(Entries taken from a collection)
....................

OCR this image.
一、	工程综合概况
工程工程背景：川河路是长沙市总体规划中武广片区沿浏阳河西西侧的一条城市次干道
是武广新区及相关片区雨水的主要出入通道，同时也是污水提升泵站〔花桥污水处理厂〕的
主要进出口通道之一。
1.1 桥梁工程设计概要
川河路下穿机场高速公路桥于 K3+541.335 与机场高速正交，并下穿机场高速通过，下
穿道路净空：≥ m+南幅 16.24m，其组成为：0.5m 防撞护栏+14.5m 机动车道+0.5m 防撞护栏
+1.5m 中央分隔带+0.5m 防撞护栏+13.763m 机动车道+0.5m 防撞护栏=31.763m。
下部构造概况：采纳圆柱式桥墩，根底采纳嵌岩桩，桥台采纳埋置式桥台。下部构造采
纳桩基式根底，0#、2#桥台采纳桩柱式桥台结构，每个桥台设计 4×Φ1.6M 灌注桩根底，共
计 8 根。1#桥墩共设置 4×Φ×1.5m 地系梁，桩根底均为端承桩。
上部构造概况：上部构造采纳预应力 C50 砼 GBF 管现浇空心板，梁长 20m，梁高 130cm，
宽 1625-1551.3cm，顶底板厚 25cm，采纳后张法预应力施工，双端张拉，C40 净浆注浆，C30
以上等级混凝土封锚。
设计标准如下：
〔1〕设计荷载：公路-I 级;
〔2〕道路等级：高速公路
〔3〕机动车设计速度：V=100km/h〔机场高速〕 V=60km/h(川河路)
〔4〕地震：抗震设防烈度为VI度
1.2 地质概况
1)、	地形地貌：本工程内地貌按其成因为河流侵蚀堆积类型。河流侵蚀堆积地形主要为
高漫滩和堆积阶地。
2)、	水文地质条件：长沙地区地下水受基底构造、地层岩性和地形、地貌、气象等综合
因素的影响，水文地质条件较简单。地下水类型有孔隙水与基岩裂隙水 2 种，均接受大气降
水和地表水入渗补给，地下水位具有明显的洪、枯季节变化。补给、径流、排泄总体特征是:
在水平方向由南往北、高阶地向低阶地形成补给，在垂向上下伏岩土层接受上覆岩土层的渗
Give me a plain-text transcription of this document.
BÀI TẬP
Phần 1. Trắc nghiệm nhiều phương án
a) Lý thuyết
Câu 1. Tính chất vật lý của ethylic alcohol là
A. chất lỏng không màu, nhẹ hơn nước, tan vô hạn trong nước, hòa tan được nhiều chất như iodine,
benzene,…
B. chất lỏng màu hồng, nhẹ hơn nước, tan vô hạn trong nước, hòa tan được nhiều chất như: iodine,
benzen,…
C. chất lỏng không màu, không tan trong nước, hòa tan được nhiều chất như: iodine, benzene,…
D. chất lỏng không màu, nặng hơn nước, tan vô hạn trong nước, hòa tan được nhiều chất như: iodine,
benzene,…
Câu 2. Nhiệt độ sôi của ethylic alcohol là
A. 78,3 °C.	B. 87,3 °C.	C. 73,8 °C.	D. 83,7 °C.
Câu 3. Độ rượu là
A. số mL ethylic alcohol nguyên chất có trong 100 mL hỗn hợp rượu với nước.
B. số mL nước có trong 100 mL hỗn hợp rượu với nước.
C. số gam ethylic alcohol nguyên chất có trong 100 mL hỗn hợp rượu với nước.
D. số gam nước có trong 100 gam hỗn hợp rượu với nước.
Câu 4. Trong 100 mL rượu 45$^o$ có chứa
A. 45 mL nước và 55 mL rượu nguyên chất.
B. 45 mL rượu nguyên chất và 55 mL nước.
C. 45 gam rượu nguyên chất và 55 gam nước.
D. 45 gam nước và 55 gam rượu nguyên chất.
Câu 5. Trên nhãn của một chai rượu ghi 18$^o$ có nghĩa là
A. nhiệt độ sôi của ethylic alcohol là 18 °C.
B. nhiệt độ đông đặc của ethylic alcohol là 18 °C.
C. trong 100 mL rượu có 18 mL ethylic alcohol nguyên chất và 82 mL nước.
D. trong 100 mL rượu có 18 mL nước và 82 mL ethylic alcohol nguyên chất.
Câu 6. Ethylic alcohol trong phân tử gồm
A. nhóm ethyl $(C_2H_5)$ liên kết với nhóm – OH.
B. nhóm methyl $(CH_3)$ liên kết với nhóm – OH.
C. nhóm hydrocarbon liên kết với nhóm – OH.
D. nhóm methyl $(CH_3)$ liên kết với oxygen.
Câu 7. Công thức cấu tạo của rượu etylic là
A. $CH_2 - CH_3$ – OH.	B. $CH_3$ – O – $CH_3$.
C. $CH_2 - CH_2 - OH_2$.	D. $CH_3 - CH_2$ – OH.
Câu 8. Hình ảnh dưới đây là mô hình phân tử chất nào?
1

....................

*Description of the task*.
Write out every line of the material again, exactly as it reads.

*Expected output*.
OCR this image.
一、	工程综合概况
工程工程背景：川河路是长沙市总体规划中武广片区沿浏阳河西西侧的一条城市次干道
是武广新区及相关片区雨水的主要出入通道，同时也是污水提升泵站〔花桥污水处理厂〕的
主要进出口通道之一。
1.1 桥梁工程设计概要
川河路下穿机场高速公路桥于 K3+541.335 与机场高速正交，并下穿机场高速通过，下
穿道路净空：≥ m+南幅 16.24m，其组成为：0.5m 防撞护栏+14.5m 机动车道+0.5m 防撞护栏
+1.5m 中央分隔带+0.5m 防撞护栏+13.763m 机动车道+0.5m 防撞护栏=31.763m。
下部构造概况：采纳圆柱式桥墩，根底采纳嵌岩桩，桥台采纳埋置式桥台。下部构造采
纳桩基式根底，0#、2#桥台采纳桩柱式桥台结构，每个桥台设计 4×Φ1.6M 灌注桩根底，共
计 8 根。1#桥墩共设置 4×Φ×1.5m 地系梁，桩根底均为端承桩。
上部构造概况：上部构造采纳预应力 C50 砼 GBF 管现浇空心板，梁长 20m，梁高 130cm，
宽 1625-1551.3cm，顶底板厚 25cm，采纳后张法预应力施工，双端张拉，C40 净浆注浆，C30
以上等级混凝土封锚。
设计标准如下：
〔1〕设计荷载：公路-I 级;
〔2〕道路等级：高速公路
〔3〕机动车设计速度：V=100km/h〔机场高速〕 V=60km/h(川河路)
〔4〕地震：抗震设防烈度为VI度
1.2 地质概况
1)、	地形地貌：本工程内地貌按其成因为河流侵蚀堆积类型。河流侵蚀堆积地形主要为
高漫滩和堆积阶地。
2)、	水文地质条件：长沙地区地下水受基底构造、地层岩性和地形、地貌、气象等综合
因素的影响，水文地质条件较简单。地下水类型有孔隙水与基岩裂隙水 2 种，均接受大气降
水和地表水入渗补给，地下水位具有明显的洪、枯季节变化。补给、径流、排泄总体特征是:
在水平方向由南往北、高阶地向低阶地形成补给，在垂向上下伏岩土层接受上覆岩土层的渗
Give me a plain-text transcription of this document.
BÀI TẬP
Phần 1. Trắc nghiệm nhiều phương án
a) Lý thuyết
Câu 1. Tính chất vật lý của ethylic alcohol là
A. chất lỏng không màu, nhẹ hơn nước, tan vô hạn trong nước, hòa tan được nhiều chất như iodine,
benzene,…
B. chất lỏng màu hồng, nhẹ hơn nước, tan vô hạn trong nước, hòa tan được nhiều chất như: iodine,
benzen,…
C. chất lỏng không màu, không tan trong nước, hòa tan được nhiều chất như: iodine, benzene,…
D. chất lỏng không màu, nặng hơn nước, tan vô hạn trong nước, hòa tan được nhiều chất như: iodine,
benzene,…
Câu 2. Nhiệt độ sôi của ethylic alcohol là
A. 78,3 °C.	B. 87,3 °C.	C. 73,8 °C.	D. 83,7 °C.
Câu 3. Độ rượu là
A. số mL ethylic alcohol nguyên chất có trong 100 mL hỗn hợp rượu với nước.
B. số mL nước có trong 100 mL hỗn hợp rượu với nước.
C. số gam ethylic alcohol nguyên chất có trong 100 mL hỗn hợp rượu với nước.
D. số gam nước có trong 100 gam hỗn hợp rượu với nước.
Câu 4. Trong 100 mL rượu 45$^o$ có chứa
A. 45 mL nước và 55 mL rượu nguyên chất.
B. 45 mL rượu nguyên chất và 55 mL nước.
C. 45 gam rượu nguyên chất và 55 gam nước.
D. 45 gam nước và 55 gam rượu nguyên chất.
Câu 5. Trên nhãn của một chai rượu ghi 18$^o$ có nghĩa là
A. nhiệt độ sôi của ethylic alcohol là 18 °C.
B. nhiệt độ đông đặc của ethylic alcohol là 18 °C.
C. trong 100 mL rượu có 18 mL ethylic alcohol nguyên chất và 82 mL nước.
D. trong 100 mL rượu có 18 mL nước và 82 mL ethylic alcohol nguyên chất.
Câu 6. Ethylic alcohol trong phân tử gồm
A. nhóm ethyl $(C_2H_5)$ liên kết với nhóm – OH.
B. nhóm methyl $(CH_3)$ liên kết với nhóm – OH.
C. nhóm hydrocarbon liên kết với nhóm – OH.
D. nhóm methyl $(CH_3)$ liên kết với oxygen.
Câu 7. Công thức cấu tạo của rượu etylic là
A. $CH_2 - CH_3$ – OH.	B. $CH_3$ – O – $CH_3$.
C. $CH_2 - CH_2 - OH_2$.	D. $CH_3 - CH_2$ – OH.
Câu 8. Hình ảnh dưới đây là mô hình phân tử chất nào?
1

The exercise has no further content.